## The task
List every line in this data where the string "especial" occurs.

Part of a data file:

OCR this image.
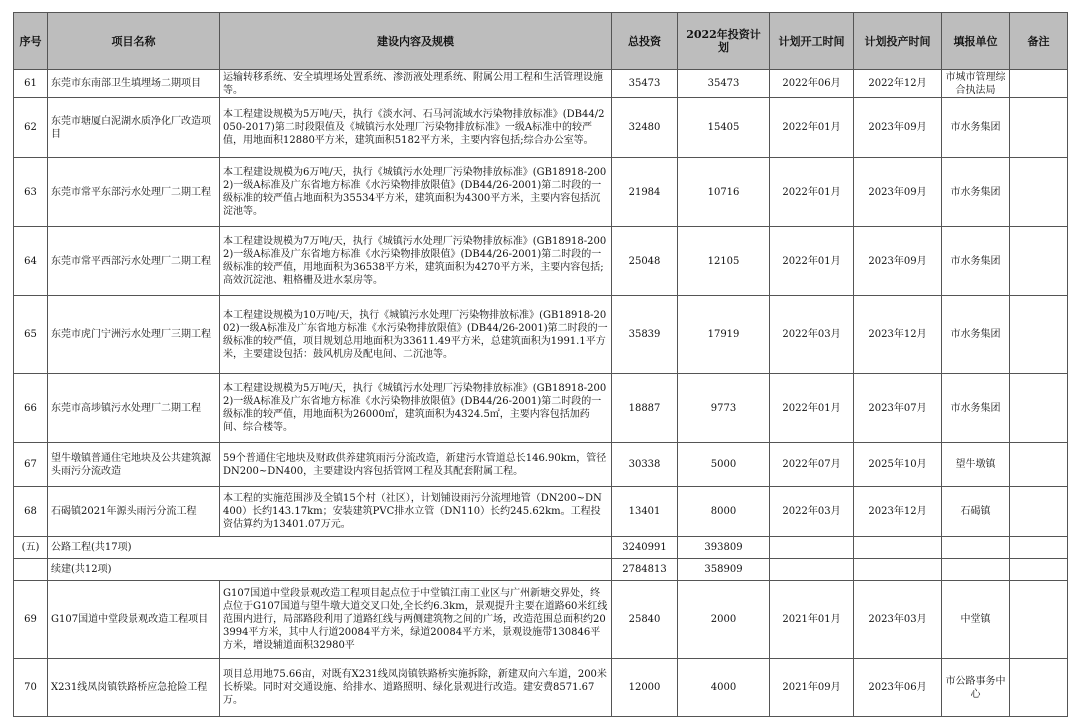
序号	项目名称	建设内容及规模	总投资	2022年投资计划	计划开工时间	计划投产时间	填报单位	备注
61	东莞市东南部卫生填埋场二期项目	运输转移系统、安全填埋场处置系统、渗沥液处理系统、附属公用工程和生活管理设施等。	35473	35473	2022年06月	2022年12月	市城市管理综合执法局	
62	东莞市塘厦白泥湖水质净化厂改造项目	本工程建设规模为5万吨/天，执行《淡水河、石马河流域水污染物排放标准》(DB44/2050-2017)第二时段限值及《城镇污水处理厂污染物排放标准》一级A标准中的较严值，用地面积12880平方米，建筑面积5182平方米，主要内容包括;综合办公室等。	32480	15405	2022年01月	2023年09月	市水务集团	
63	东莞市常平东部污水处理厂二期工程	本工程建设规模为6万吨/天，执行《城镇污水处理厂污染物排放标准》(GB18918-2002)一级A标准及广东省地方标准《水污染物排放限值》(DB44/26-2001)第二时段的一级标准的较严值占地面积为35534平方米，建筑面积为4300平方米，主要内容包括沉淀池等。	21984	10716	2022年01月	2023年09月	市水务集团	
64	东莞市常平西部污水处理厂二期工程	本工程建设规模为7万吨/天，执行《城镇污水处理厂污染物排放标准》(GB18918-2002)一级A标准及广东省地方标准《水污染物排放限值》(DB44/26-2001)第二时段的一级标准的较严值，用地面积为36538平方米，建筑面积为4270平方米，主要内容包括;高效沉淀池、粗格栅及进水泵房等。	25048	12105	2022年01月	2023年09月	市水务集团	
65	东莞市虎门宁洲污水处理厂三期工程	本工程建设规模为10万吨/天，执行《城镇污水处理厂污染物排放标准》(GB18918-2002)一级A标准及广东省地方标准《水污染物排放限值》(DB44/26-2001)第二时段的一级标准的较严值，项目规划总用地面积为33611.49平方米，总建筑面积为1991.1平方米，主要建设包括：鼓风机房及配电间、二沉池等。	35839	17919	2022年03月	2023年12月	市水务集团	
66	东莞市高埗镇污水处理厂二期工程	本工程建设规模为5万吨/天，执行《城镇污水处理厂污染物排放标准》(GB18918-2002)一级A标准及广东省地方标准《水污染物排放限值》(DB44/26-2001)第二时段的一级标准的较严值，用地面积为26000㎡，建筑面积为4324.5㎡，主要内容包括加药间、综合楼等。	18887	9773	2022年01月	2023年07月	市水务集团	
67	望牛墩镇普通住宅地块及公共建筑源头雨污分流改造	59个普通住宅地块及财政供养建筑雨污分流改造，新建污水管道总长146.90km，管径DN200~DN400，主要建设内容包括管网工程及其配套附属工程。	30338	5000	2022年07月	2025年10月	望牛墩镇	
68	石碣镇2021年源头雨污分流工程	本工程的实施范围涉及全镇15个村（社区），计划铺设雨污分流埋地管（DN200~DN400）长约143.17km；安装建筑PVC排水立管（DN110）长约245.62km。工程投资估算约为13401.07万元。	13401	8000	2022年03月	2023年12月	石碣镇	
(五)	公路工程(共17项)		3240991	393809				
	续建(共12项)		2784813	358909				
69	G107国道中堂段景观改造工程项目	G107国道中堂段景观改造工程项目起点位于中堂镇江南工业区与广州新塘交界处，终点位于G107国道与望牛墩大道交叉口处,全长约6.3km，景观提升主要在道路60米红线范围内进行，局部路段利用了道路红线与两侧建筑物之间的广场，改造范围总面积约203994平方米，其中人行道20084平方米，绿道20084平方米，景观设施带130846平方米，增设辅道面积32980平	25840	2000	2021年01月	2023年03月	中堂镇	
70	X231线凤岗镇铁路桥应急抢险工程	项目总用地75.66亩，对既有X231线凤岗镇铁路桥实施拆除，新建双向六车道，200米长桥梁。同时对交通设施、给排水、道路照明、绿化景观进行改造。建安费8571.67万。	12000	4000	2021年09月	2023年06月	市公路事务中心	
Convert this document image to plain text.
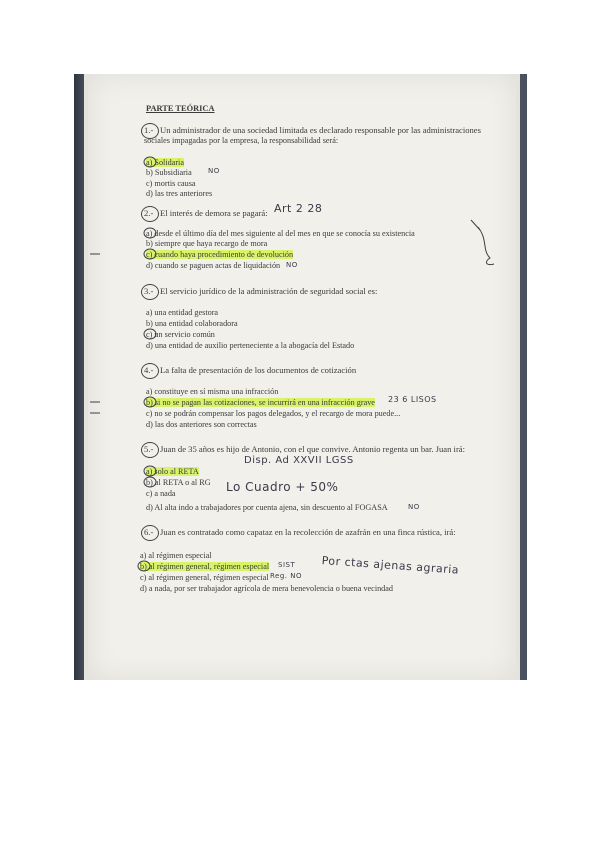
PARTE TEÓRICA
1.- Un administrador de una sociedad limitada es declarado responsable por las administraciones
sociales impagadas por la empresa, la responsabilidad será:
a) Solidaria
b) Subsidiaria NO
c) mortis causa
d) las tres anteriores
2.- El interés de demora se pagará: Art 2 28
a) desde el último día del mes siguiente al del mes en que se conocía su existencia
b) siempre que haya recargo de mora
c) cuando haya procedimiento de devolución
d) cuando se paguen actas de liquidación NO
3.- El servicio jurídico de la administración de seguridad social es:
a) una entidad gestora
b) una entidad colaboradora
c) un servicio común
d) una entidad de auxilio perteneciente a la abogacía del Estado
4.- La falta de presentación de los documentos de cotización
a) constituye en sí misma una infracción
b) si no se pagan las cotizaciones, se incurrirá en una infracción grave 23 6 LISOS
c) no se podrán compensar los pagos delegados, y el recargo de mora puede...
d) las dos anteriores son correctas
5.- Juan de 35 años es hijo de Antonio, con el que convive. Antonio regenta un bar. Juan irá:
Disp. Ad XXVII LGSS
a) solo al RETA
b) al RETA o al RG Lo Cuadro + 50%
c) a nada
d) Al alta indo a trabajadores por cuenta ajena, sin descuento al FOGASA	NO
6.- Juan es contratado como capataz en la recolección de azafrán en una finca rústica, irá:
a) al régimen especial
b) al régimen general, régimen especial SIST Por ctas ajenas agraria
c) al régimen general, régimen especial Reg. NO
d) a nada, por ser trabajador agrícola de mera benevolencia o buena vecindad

## Correct result
a) al régimen especial
b) al régimen general, régimen especial SIST Por ctas ajenas agraria
c) al régimen general, régimen especial Reg. NO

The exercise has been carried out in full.